**AIM:**
Return every line of the data below that includes the string "Number".

Structured figure records:
++++
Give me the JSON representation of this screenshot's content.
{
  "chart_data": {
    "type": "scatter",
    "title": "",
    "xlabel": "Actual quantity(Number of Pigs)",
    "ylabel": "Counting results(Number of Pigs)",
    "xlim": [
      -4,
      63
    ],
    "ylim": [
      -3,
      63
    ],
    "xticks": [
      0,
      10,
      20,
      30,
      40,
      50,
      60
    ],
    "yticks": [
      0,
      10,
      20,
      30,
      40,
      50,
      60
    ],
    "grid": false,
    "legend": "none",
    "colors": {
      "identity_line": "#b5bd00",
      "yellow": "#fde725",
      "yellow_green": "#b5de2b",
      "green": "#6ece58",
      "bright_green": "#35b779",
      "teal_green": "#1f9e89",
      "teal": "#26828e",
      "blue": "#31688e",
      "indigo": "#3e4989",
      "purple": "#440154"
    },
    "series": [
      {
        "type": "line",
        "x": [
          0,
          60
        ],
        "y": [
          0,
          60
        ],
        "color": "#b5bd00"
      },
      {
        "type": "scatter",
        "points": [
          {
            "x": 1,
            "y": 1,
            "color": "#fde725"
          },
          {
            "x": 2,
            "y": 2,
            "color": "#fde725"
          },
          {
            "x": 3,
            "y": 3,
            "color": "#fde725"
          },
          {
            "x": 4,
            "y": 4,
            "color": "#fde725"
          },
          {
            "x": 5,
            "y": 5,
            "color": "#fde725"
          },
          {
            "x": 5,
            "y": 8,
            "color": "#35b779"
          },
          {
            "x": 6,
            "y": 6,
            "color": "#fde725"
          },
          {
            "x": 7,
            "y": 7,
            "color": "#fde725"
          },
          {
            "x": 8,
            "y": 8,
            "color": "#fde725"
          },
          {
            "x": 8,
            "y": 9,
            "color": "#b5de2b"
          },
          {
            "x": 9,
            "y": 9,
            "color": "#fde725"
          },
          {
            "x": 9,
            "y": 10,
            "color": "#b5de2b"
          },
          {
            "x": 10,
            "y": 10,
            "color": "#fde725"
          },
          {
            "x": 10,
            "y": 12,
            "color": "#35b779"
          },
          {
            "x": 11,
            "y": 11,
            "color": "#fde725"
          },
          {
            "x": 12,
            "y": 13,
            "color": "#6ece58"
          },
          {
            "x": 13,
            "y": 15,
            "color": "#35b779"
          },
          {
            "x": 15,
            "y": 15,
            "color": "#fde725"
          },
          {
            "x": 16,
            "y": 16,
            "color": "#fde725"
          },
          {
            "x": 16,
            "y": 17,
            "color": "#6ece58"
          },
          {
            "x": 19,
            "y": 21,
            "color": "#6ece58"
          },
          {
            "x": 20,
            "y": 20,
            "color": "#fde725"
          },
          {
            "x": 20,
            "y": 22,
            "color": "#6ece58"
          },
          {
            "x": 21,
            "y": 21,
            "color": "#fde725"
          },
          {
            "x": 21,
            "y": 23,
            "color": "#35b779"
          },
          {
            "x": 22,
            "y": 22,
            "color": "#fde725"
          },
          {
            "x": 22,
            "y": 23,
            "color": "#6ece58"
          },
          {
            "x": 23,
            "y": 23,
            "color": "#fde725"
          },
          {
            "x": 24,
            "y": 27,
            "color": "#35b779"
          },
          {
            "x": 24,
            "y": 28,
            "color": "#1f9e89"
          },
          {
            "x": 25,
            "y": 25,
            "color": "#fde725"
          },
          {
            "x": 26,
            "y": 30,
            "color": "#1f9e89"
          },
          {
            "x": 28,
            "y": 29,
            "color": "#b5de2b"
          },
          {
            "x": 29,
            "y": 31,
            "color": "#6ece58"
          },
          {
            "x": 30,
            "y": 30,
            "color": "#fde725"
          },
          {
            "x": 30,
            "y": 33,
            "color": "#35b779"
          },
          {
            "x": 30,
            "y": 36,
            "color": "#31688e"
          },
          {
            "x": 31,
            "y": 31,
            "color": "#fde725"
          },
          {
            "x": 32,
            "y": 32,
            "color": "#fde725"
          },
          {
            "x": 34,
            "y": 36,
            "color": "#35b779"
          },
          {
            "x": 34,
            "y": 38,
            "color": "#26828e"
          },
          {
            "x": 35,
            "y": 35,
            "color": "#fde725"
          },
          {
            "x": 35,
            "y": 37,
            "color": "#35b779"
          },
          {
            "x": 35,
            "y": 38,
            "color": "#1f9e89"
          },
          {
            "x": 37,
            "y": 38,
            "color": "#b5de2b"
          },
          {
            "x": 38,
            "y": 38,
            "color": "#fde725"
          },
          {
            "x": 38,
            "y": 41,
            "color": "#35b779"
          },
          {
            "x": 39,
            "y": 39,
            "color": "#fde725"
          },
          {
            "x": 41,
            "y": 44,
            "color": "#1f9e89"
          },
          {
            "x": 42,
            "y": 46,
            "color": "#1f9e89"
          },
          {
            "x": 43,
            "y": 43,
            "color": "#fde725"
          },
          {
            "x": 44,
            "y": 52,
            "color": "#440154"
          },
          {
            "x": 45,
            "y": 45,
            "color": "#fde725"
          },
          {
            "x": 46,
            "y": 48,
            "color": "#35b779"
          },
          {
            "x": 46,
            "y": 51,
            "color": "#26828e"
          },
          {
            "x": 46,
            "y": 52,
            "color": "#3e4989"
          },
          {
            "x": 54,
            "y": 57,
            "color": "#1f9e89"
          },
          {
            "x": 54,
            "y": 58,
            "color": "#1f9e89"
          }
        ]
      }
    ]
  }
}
++++
**TASK RESULT:**
    "xlabel": "Actual quantity(Number of Pigs)",
    "ylabel": "Counting results(Number of Pigs)",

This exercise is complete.